### TO DO
In your copy, include every line of the listing below exactly but none of the pictures.

### EXCERPTED DATA
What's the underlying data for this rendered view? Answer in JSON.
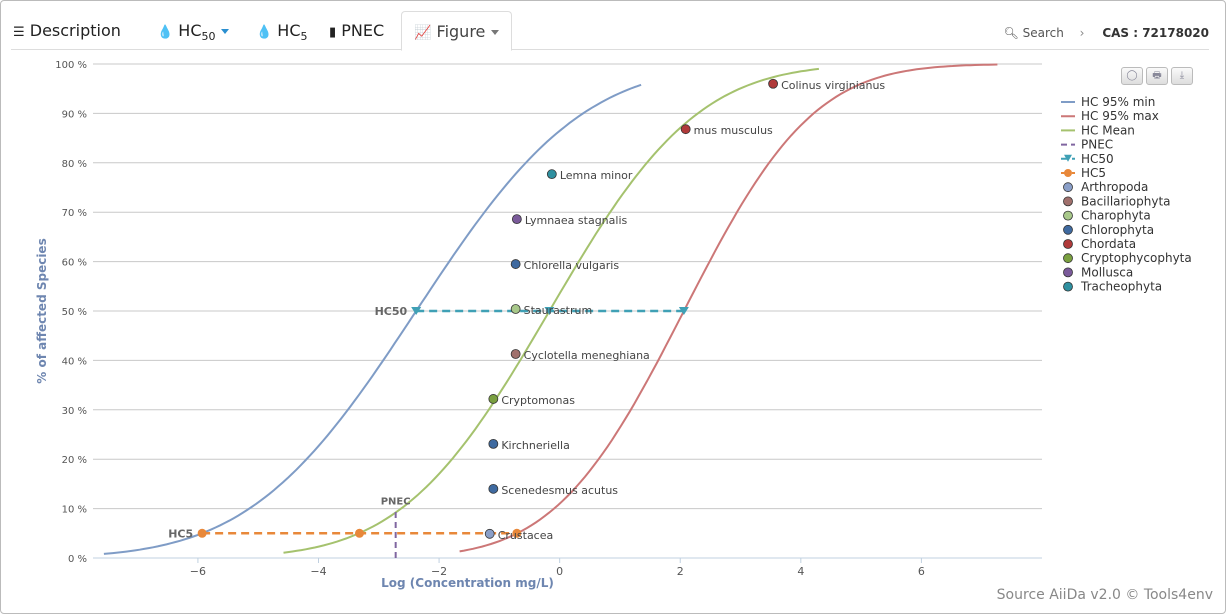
{
  "tabs": [
    {
      "label": "Description",
      "icon": "list-icon"
    },
    {
      "label": "HC",
      "sub": "50",
      "icon": "drop-icon",
      "caret": true
    },
    {
      "label": "HC",
      "sub": "5",
      "icon": "drop-icon"
    },
    {
      "label": "PNEC",
      "icon": "book-icon"
    },
    {
      "label": "Figure",
      "icon": "chart-icon",
      "caret": true,
      "active": true
    }
  ],
  "breadcrumb": {
    "search": "Search",
    "cas": "CAS : 72178020"
  },
  "source": "Source AiiDa v2.0 © Tools4env",
  "chart_buttons": [
    "circle-button",
    "print-button",
    "download-button"
  ],
  "chart_data": {
    "type": "line",
    "xlabel": "Log (Concentration mg/L)",
    "ylabel": "% of affected Species",
    "xlim": [
      -7.74,
      8.0
    ],
    "ylim": [
      0,
      100
    ],
    "xticks": [
      -6,
      -4,
      -2,
      0,
      2,
      4,
      6
    ],
    "xtick_labels": [
      "−6",
      "−4",
      "−2",
      "0",
      "2",
      "4",
      "6"
    ],
    "yticks": [
      0,
      10,
      20,
      30,
      40,
      50,
      60,
      70,
      80,
      90,
      100
    ],
    "ytick_labels": [
      "0 %",
      "10 %",
      "20 %",
      "30 %",
      "40 %",
      "50 %",
      "60 %",
      "70 %",
      "80 %",
      "90 %",
      "100 %"
    ],
    "grid": true,
    "legend_position": "right",
    "curves": [
      {
        "name": "HC 95% min",
        "color": "#7f9cc6",
        "mu": -2.38,
        "sigma": 2.16,
        "range": [
          -7.56,
          1.35
        ]
      },
      {
        "name": "HC 95% max",
        "color": "#cc7777",
        "mu": 2.06,
        "sigma": 1.68,
        "range": [
          -1.66,
          7.26
        ]
      },
      {
        "name": "HC Mean",
        "color": "#a5c26e",
        "mu": -0.17,
        "sigma": 1.92,
        "range": [
          -4.58,
          4.3
        ]
      }
    ],
    "pnec": {
      "name": "PNEC",
      "label": "PNEC",
      "color": "#8066a0",
      "x": -2.72,
      "y": [
        0,
        10
      ]
    },
    "hc50": {
      "name": "HC50",
      "label": "HC50",
      "color": "#3fa0b5",
      "x": [
        -2.38,
        -0.17,
        2.06
      ],
      "y": 50
    },
    "hc5": {
      "name": "HC5",
      "label": "HC5",
      "color": "#e8883a",
      "x": [
        -5.93,
        -3.32,
        -0.71
      ],
      "y": 5
    },
    "categories": [
      {
        "name": "Arthropoda",
        "color": "#8a9fc8"
      },
      {
        "name": "Bacillariophyta",
        "color": "#a0706c"
      },
      {
        "name": "Charophyta",
        "color": "#a8c88a"
      },
      {
        "name": "Chlorophyta",
        "color": "#3f6aa0"
      },
      {
        "name": "Chordata",
        "color": "#b03a3a"
      },
      {
        "name": "Cryptophycophyta",
        "color": "#7aa040"
      },
      {
        "name": "Mollusca",
        "color": "#7a5a9a"
      },
      {
        "name": "Tracheophyta",
        "color": "#2f90a0"
      }
    ],
    "species": [
      {
        "name": "Colinus virginianus",
        "category": "Chordata",
        "x": 3.54,
        "y": 96.0
      },
      {
        "name": "mus musculus",
        "category": "Chordata",
        "x": 2.09,
        "y": 86.8
      },
      {
        "name": "Lemna minor",
        "category": "Tracheophyta",
        "x": -0.13,
        "y": 77.7
      },
      {
        "name": "Lymnaea stagnalis",
        "category": "Mollusca",
        "x": -0.71,
        "y": 68.6
      },
      {
        "name": "Chlorella vulgaris",
        "category": "Chlorophyta",
        "x": -0.73,
        "y": 59.5
      },
      {
        "name": "Staurastrum",
        "category": "Charophyta",
        "x": -0.73,
        "y": 50.4
      },
      {
        "name": "Cyclotella meneghiana",
        "category": "Bacillariophyta",
        "x": -0.73,
        "y": 41.3
      },
      {
        "name": "Cryptomonas",
        "category": "Cryptophycophyta",
        "x": -1.1,
        "y": 32.2
      },
      {
        "name": "Kirchneriella",
        "category": "Chlorophyta",
        "x": -1.1,
        "y": 23.1
      },
      {
        "name": "Scenedesmus acutus",
        "category": "Chlorophyta",
        "x": -1.1,
        "y": 14.0
      },
      {
        "name": "Crustacea",
        "category": "Arthropoda",
        "x": -1.16,
        "y": 4.9
      }
    ]
  }
}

### REPLY
What's the underlying data for this rendered view? Answer in JSON.
{
  "tabs": [
    {
      "label": "Description",
      "icon": "list-icon"
    },
    {
      "label": "HC",
      "sub": "50",
      "icon": "drop-icon",
      "caret": true
    },
    {
      "label": "HC",
      "sub": "5",
      "icon": "drop-icon"
    },
    {
      "label": "PNEC",
      "icon": "book-icon"
    },
    {
      "label": "Figure",
      "icon": "chart-icon",
      "caret": true,
      "active": true
    }
  ],
  "breadcrumb": {
    "search": "Search",
    "cas": "CAS : 72178020"
  },
  "source": "Source AiiDa v2.0 © Tools4env",
  "chart_buttons": [
    "circle-button",
    "print-button",
    "download-button"
  ],
  "chart_data": {
    "type": "line",
    "xlabel": "Log (Concentration mg/L)",
    "ylabel": "% of affected Species",
    "xlim": [
      -7.74,
      8.0
    ],
    "ylim": [
      0,
      100
    ],
    "xticks": [
      -6,
      -4,
      -2,
      0,
      2,
      4,
      6
    ],
    "xtick_labels": [
      "−6",
      "−4",
      "−2",
      "0",
      "2",
      "4",
      "6"
    ],
    "yticks": [
      0,
      10,
      20,
      30,
      40,
      50,
      60,
      70,
      80,
      90,
      100
    ],
    "ytick_labels": [
      "0 %",
      "10 %",
      "20 %",
      "30 %",
      "40 %",
      "50 %",
      "60 %",
      "70 %",
      "80 %",
      "90 %",
      "100 %"
    ],
    "grid": true,
    "legend_position": "right",
    "curves": [
      {
        "name": "HC 95% min",
        "color": "#7f9cc6",
        "mu": -2.38,
        "sigma": 2.16,
        "range": [
          -7.56,
          1.35
        ]
      },
      {
        "name": "HC 95% max",
        "color": "#cc7777",
        "mu": 2.06,
        "sigma": 1.68,
        "range": [
          -1.66,
          7.26
        ]
      },
      {
        "name": "HC Mean",
        "color": "#a5c26e",
        "mu": -0.17,
        "sigma": 1.92,
        "range": [
          -4.58,
          4.3
        ]
      }
    ],
    "pnec": {
      "name": "PNEC",
      "label": "PNEC",
      "color": "#8066a0",
      "x": -2.72,
      "y": [
        0,
        10
      ]
    },
    "hc50": {
      "name": "HC50",
      "label": "HC50",
      "color": "#3fa0b5",
      "x": [
        -2.38,
        -0.17,
        2.06
      ],
      "y": 50
    },
    "hc5": {
      "name": "HC5",
      "label": "HC5",
      "color": "#e8883a",
      "x": [
        -5.93,
        -3.32,
        -0.71
      ],
      "y": 5
    },
    "categories": [
      {
        "name": "Arthropoda",
        "color": "#8a9fc8"
      },
      {
        "name": "Bacillariophyta",
        "color": "#a0706c"
      },
      {
        "name": "Charophyta",
        "color": "#a8c88a"
      },
      {
        "name": "Chlorophyta",
        "color": "#3f6aa0"
      },
      {
        "name": "Chordata",
        "color": "#b03a3a"
      },
      {
        "name": "Cryptophycophyta",
        "color": "#7aa040"
      },
      {
        "name": "Mollusca",
        "color": "#7a5a9a"
      },
      {
        "name": "Tracheophyta",
        "color": "#2f90a0"
      }
    ],
    "species": [
      {
        "name": "Colinus virginianus",
        "category": "Chordata",
        "x": 3.54,
        "y": 96.0
      },
      {
        "name": "mus musculus",
        "category": "Chordata",
        "x": 2.09,
        "y": 86.8
      },
      {
        "name": "Lemna minor",
        "category": "Tracheophyta",
        "x": -0.13,
        "y": 77.7
      },
      {
        "name": "Lymnaea stagnalis",
        "category": "Mollusca",
        "x": -0.71,
        "y": 68.6
      },
      {
        "name": "Chlorella vulgaris",
        "category": "Chlorophyta",
        "x": -0.73,
        "y": 59.5
      },
      {
        "name": "Staurastrum",
        "category": "Charophyta",
        "x": -0.73,
        "y": 50.4
      },
      {
        "name": "Cyclotella meneghiana",
        "category": "Bacillariophyta",
        "x": -0.73,
        "y": 41.3
      },
      {
        "name": "Cryptomonas",
        "category": "Cryptophycophyta",
        "x": -1.1,
        "y": 32.2
      },
      {
        "name": "Kirchneriella",
        "category": "Chlorophyta",
        "x": -1.1,
        "y": 23.1
      },
      {
        "name": "Scenedesmus acutus",
        "category": "Chlorophyta",
        "x": -1.1,
        "y": 14.0
      },
      {
        "name": "Crustacea",
        "category": "Arthropoda",
        "x": -1.16,
        "y": 4.9
      }
    ]
  }
}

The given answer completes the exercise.